** OBJECTIVE **
Omit the pictures, then reproduce every remaining record exactly.

** MATERIAL PROVIDED **
## BEGIN

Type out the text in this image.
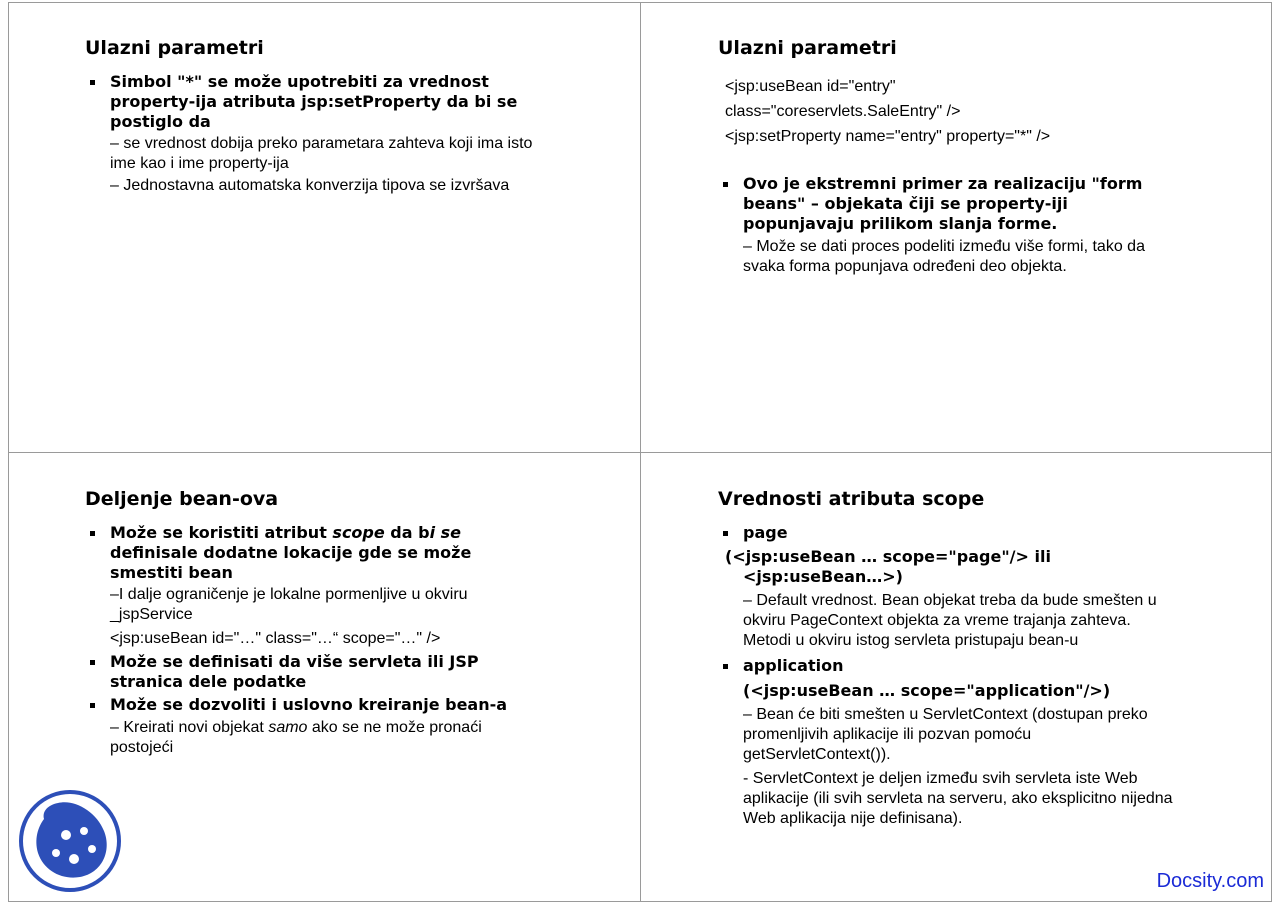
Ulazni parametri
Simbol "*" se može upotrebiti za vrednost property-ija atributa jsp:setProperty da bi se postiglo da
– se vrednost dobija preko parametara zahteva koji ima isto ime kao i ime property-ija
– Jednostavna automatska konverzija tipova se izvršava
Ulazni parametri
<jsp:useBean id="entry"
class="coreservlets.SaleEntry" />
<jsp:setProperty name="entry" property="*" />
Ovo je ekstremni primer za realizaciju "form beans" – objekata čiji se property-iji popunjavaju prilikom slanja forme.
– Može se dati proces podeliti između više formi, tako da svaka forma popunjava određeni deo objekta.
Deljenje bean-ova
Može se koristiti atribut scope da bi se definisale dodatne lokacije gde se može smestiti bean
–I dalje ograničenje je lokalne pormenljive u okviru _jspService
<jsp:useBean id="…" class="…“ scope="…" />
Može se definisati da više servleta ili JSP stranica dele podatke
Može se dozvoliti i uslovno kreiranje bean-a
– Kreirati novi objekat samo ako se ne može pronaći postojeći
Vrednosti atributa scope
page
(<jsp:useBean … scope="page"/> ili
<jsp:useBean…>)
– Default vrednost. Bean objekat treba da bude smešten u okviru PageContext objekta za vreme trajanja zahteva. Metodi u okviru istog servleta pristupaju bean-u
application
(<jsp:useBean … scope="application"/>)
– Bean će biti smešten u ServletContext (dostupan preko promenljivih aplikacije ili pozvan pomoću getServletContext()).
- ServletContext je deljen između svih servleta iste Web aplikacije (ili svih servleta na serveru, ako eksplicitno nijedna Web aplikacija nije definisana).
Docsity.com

## END

** OUTPUT FOR THIS EXERCISE **
Type out the text in this image.
Ulazni parametri
Simbol "*" se može upotrebiti za vrednost property-ija atributa jsp:setProperty da bi se postiglo da
– se vrednost dobija preko parametara zahteva koji ima isto ime kao i ime property-ija
– Jednostavna automatska konverzija tipova se izvršava
Ulazni parametri
<jsp:useBean id="entry"
class="coreservlets.SaleEntry" />
<jsp:setProperty name="entry" property="*" />
Ovo je ekstremni primer za realizaciju "form beans" – objekata čiji se property-iji popunjavaju prilikom slanja forme.
– Može se dati proces podeliti između više formi, tako da svaka forma popunjava određeni deo objekta.
Deljenje bean-ova
Može se koristiti atribut scope da bi se definisale dodatne lokacije gde se može smestiti bean
–I dalje ograničenje je lokalne pormenljive u okviru _jspService
<jsp:useBean id="…" class="…“ scope="…" />
Može se definisati da više servleta ili JSP stranica dele podatke
Može se dozvoliti i uslovno kreiranje bean-a
– Kreirati novi objekat samo ako se ne može pronaći postojeći
Vrednosti atributa scope
page
(<jsp:useBean … scope="page"/> ili
<jsp:useBean…>)
– Default vrednost. Bean objekat treba da bude smešten u okviru PageContext objekta za vreme trajanja zahteva. Metodi u okviru istog servleta pristupaju bean-u
application
(<jsp:useBean … scope="application"/>)
– Bean će biti smešten u ServletContext (dostupan preko promenljivih aplikacije ili pozvan pomoću getServletContext()).
- ServletContext je deljen između svih servleta iste Web aplikacije (ili svih servleta na serveru, ako eksplicitno nijedna Web aplikacija nije definisana).
Docsity.com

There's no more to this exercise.